Apr. 4th, 2021

This morning, I got asked a question I felt like I should know the answer to but I didn't. I feel I should because it's about language, gender and screenreaders. If I wasn't me, I'd ask me too!

But I didn't know the answer partly because I only speak English and this is much less of an issue in English than it is for languages that are more compulsorily gendered. Like my friend said, "This mostly to write in Spanish and German, where almost everything is gendered. I used to use *, so "profesor*s" for teachers. Some people use _, as in "profesor_s".But these things, I am told, make it hard for people who use software that reads them the documents."

She asked if I had any tips for that, and I absolutely did not. I realized to my chagrin that I'd never considered this before. So I asked Mastodon, where I know some full-time screenreader users (I'm very much not), some speakers of other European languages (the ones that tend to be gendered), and at least a couple of people who I knew to be both!
= = = =
PROBLEMS AND TASKS.
(1) In the post about gendered language and screenreaders, where did the writer go to ask for advice?
(2) Rewrite the post about gendered language and screenreaders, starting with "She asked if" and going on through "to be both!", with "chagrin" swapped for "embarrassment".
The data after the post has no connection to it.

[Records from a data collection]
= = = =
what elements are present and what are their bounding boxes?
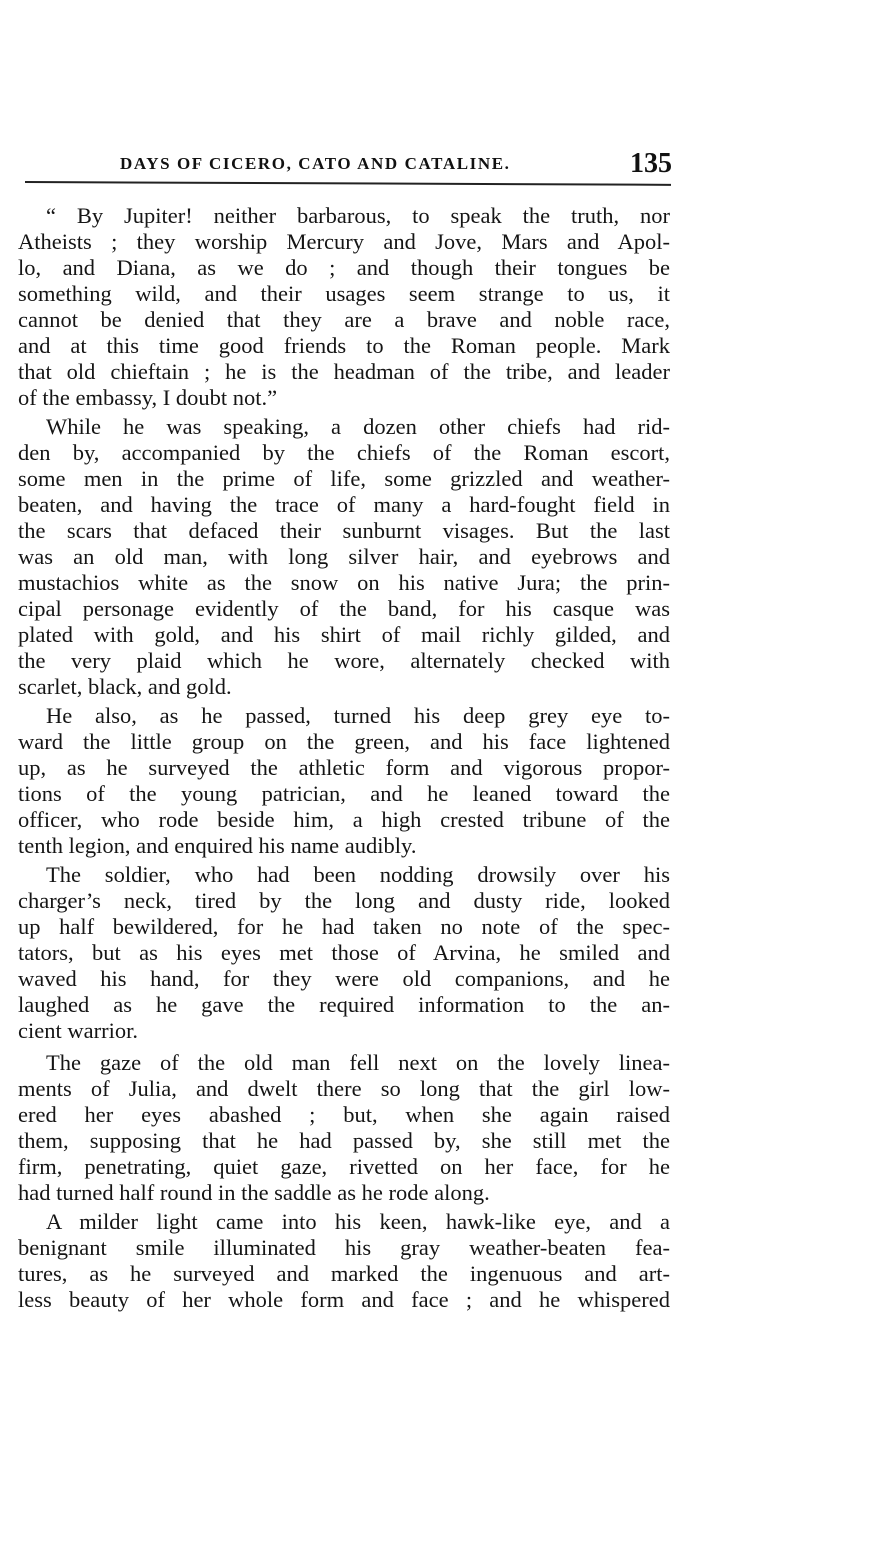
- book-page: DAYS OF CICERO, CATO AND CATALINE. 135 “…: [0, 0, 896, 1550]
- text-line: the scars that defaced their sunburnt vi…: [18, 518, 670, 544]
- text-line: benignant smile illuminated his gray wea…: [18, 1235, 670, 1261]
- text-line: scarlet, black, and gold.: [18, 674, 670, 700]
- text-line: officer, who rode beside him, a high cre…: [18, 807, 670, 833]
- running-head: DAYS OF CICERO, CATO AND CATALINE. 135: [120, 148, 672, 182]
- text-line: ered her eyes abashed ; but, when she ag…: [18, 1102, 670, 1128]
- text-line: something wild, and their usages seem st…: [18, 281, 670, 307]
- text-line: A milder light came into his keen, hawk-…: [18, 1209, 670, 1235]
- paragraph: “ By Jupiter! neither barbarous, to spea…: [18, 203, 670, 411]
- text-line: that old chieftain ; he is the headman o…: [18, 359, 670, 385]
- text-line: tures, as he surveyed and marked the ing…: [18, 1261, 670, 1287]
- text-line: them, supposing that he had passed by, s…: [18, 1128, 670, 1154]
- text-line: Atheists ; they worship Mercury and Jove…: [18, 229, 670, 255]
- text-line: The soldier, who had been nodding drowsi…: [18, 862, 670, 888]
- text-line: While he was speaking, a dozen other chi…: [18, 414, 670, 440]
- text-line: den by, accompanied by the chiefs of the…: [18, 440, 670, 466]
- text-line: of the embassy, I doubt not.”: [18, 385, 670, 411]
- text-line: was an old man, with long silver hair, a…: [18, 544, 670, 570]
- text-line: waved his hand, for they were old compan…: [18, 966, 670, 992]
- text-line: cipal personage evidently of the band, f…: [18, 596, 670, 622]
- running-title: DAYS OF CICERO, CATO AND CATALINE.: [120, 154, 511, 174]
- text-line: some men in the prime of life, some griz…: [18, 466, 670, 492]
- text-line: tenth legion, and enquired his name audi…: [18, 833, 670, 859]
- text-line: tions of the young patrician, and he lea…: [18, 781, 670, 807]
- text-line: ward the little group on the green, and …: [18, 729, 670, 755]
- body-text: “ By Jupiter! neither barbarous, to spea…: [18, 200, 670, 1313]
- text-line: plated with gold, and his shirt of mail …: [18, 622, 670, 648]
- text-line: charger’s neck, tired by the long and du…: [18, 888, 670, 914]
- text-line: and at this time good friends to the Rom…: [18, 333, 670, 359]
- paragraph: While he was speaking, a dozen other chi…: [18, 414, 670, 700]
- text-line: up, as he surveyed the athletic form and…: [18, 755, 670, 781]
- paragraph: The gaze of the old man fell next on the…: [18, 1050, 670, 1206]
- page-number: 135: [630, 148, 672, 180]
- text-line: firm, penetrating, quiet gaze, rivetted …: [18, 1154, 670, 1180]
- text-line: less beauty of her whole form and face ;…: [18, 1287, 670, 1313]
- paragraph: A milder light came into his keen, hawk-…: [18, 1209, 670, 1313]
- text-line: mustachios white as the snow on his nati…: [18, 570, 670, 596]
- text-line: had turned half round in the saddle as h…: [18, 1180, 670, 1206]
- paragraph: The soldier, who had been nodding drowsi…: [18, 862, 670, 1044]
- text-line: ments of Julia, and dwelt there so long …: [18, 1076, 670, 1102]
- text-line: The gaze of the old man fell next on the…: [18, 1050, 670, 1076]
- text-line: cient warrior.: [18, 1018, 670, 1044]
- text-line: tators, but as his eyes met those of Arv…: [18, 940, 670, 966]
- text-line: the very plaid which he wore, alternatel…: [18, 648, 670, 674]
- text-line: “ By Jupiter! neither barbarous, to spea…: [18, 203, 670, 229]
- text-line: lo, and Diana, as we do ; and though the…: [18, 255, 670, 281]
- text-line: He also, as he passed, turned his deep g…: [18, 703, 670, 729]
- text-line: laughed as he gave the required informat…: [18, 992, 670, 1018]
- paragraph: He also, as he passed, turned his deep g…: [18, 703, 670, 859]
- text-line: cannot be denied that they are a brave a…: [18, 307, 670, 333]
- text-line: beaten, and having the trace of many a h…: [18, 492, 670, 518]
- text-line: up half bewildered, for he had taken no …: [18, 914, 670, 940]
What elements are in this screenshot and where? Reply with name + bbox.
= = = =
ANSWERS TO THE PROBLEMS.
(1) Mastodon

(2)
She asked if I had any tips for that, and I absolutely did not. I realized to my embarrassment that I'd never considered this before. So I asked Mastodon, where I know some full-time screenreader users (I'm very much not), some speakers of other European languages (the ones that tend to be gendered), and at least a couple of people who I knew to be both!